>>

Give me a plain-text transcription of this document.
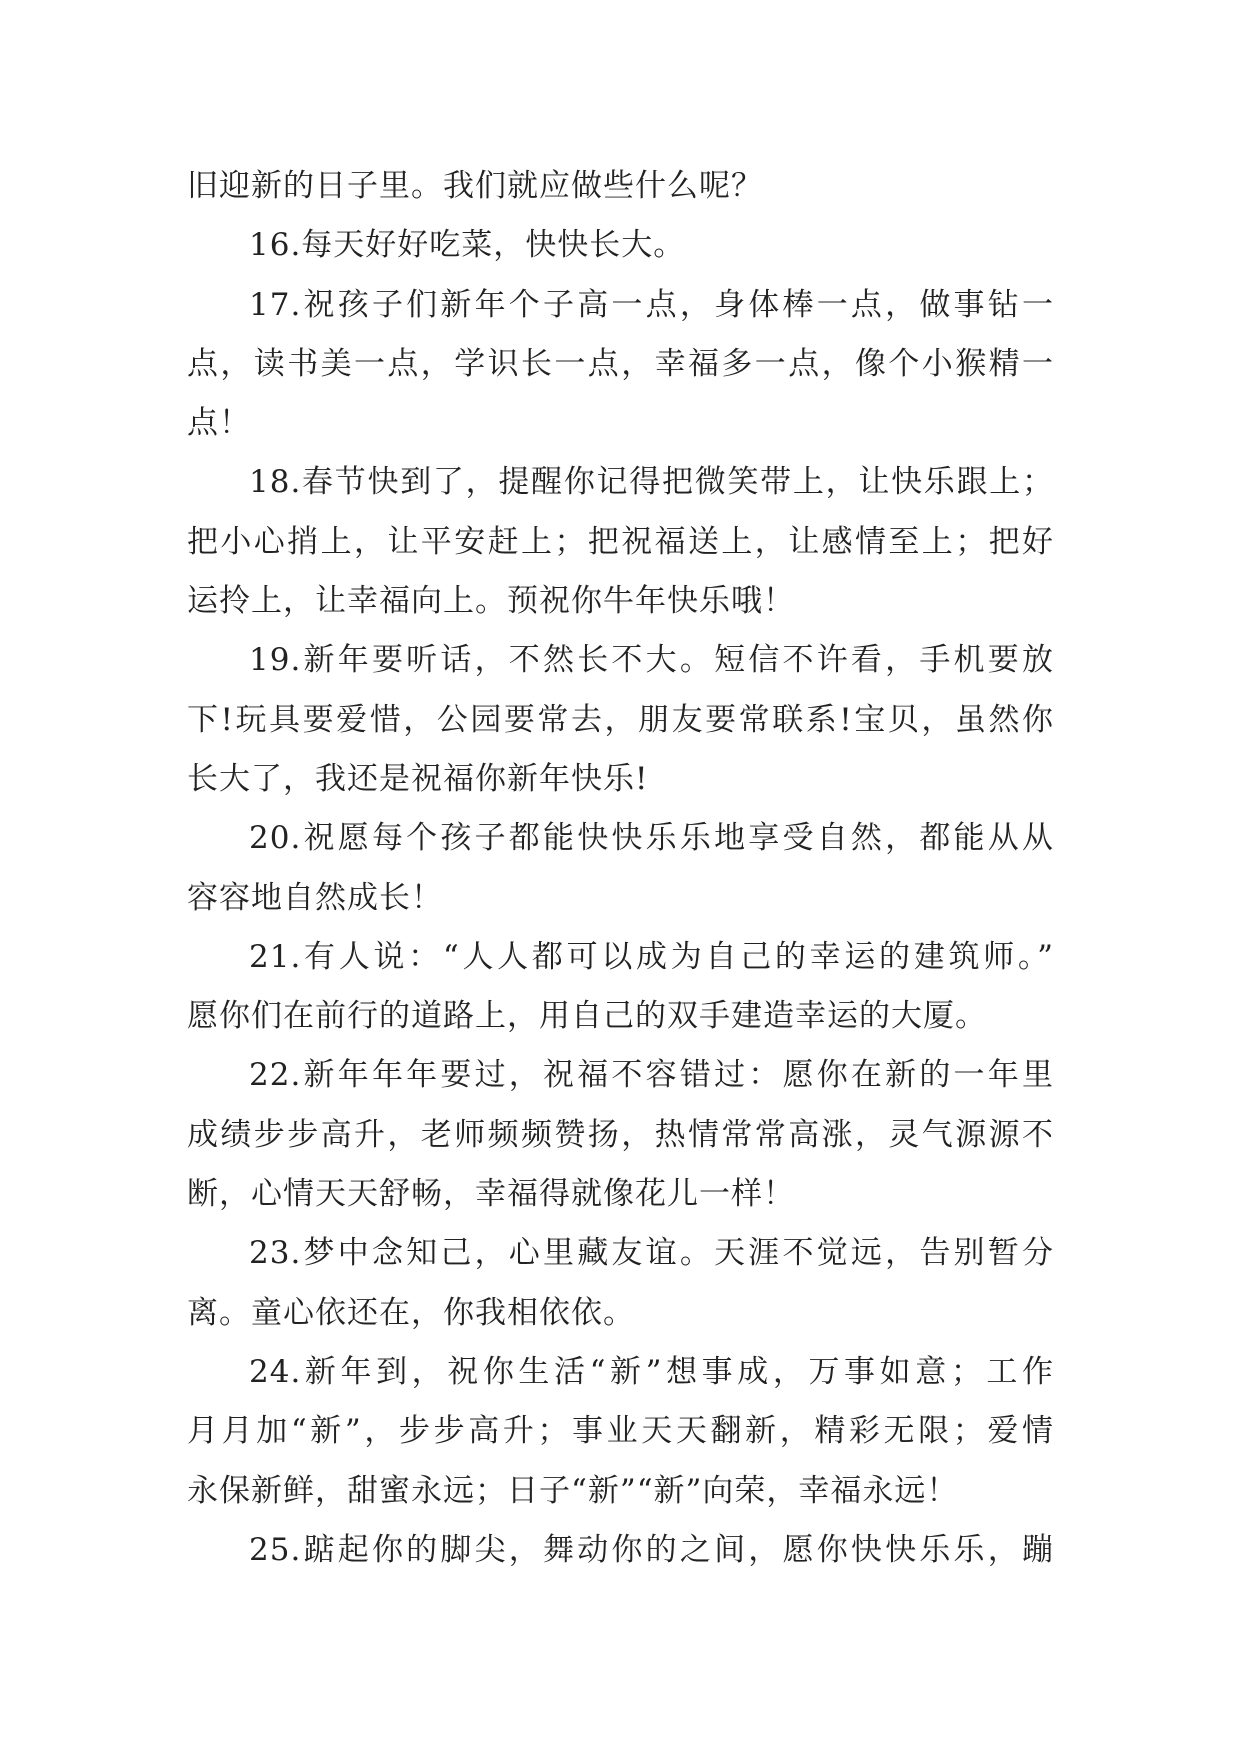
旧迎新的日子里。我们就应做些什么呢？
16.每天好好吃菜，快快长大。
17.祝孩子们新年个子高一点，身体棒一点，做事钻一
点，读书美一点，学识长一点，幸福多一点，像个小猴精一
点！
18.春节快到了，提醒你记得把微笑带上，让快乐跟上；
把小心捎上，让平安赶上；把祝福送上，让感情至上；把好
运拎上，让幸福向上。预祝你牛年快乐哦！
19.新年要听话，不然长不大。短信不许看，手机要放
下!玩具要爱惜，公园要常去，朋友要常联系!宝贝，虽然你
长大了，我还是祝福你新年快乐!
20.祝愿每个孩子都能快快乐乐地享受自然，都能从从
容容地自然成长！
21.有人说：“人人都可以成为自己的幸运的建筑师。”
愿你们在前行的道路上，用自己的双手建造幸运的大厦。
22.新年年年要过，祝福不容错过：愿你在新的一年里
成绩步步高升，老师频频赞扬，热情常常高涨，灵气源源不
断，心情天天舒畅，幸福得就像花儿一样！
23.梦中念知己，心里藏友谊。天涯不觉远，告别暂分
离。童心依还在，你我相依依。
24.新年到，祝你生活“新”想事成，万事如意；工作
月月加“新”，步步高升；事业天天翻新，精彩无限；爱情
永保新鲜，甜蜜永远；日子“新”“新”向荣，幸福永远！
25.踮起你的脚尖，舞动你的之间，愿你快快乐乐，蹦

<<

* _GOAL OF THE EXERCISE_
Reproduce each entry precisely, dropping only the pictures.

* _EXPECTED OUTPUT_
Give me a plain-text transcription of this document.
旧迎新的日子里。我们就应做些什么呢？
16.每天好好吃菜，快快长大。
17.祝孩子们新年个子高一点，身体棒一点，做事钻一
点，读书美一点，学识长一点，幸福多一点，像个小猴精一
点！
18.春节快到了，提醒你记得把微笑带上，让快乐跟上；
把小心捎上，让平安赶上；把祝福送上，让感情至上；把好
运拎上，让幸福向上。预祝你牛年快乐哦！
19.新年要听话，不然长不大。短信不许看，手机要放
下!玩具要爱惜，公园要常去，朋友要常联系!宝贝，虽然你
长大了，我还是祝福你新年快乐!
20.祝愿每个孩子都能快快乐乐地享受自然，都能从从
容容地自然成长！
21.有人说：“人人都可以成为自己的幸运的建筑师。”
愿你们在前行的道路上，用自己的双手建造幸运的大厦。
22.新年年年要过，祝福不容错过：愿你在新的一年里
成绩步步高升，老师频频赞扬，热情常常高涨，灵气源源不
断，心情天天舒畅，幸福得就像花儿一样！
23.梦中念知己，心里藏友谊。天涯不觉远，告别暂分
离。童心依还在，你我相依依。
24.新年到，祝你生活“新”想事成，万事如意；工作
月月加“新”，步步高升；事业天天翻新，精彩无限；爱情
永保新鲜，甜蜜永远；日子“新”“新”向荣，幸福永远！
25.踮起你的脚尖，舞动你的之间，愿你快快乐乐，蹦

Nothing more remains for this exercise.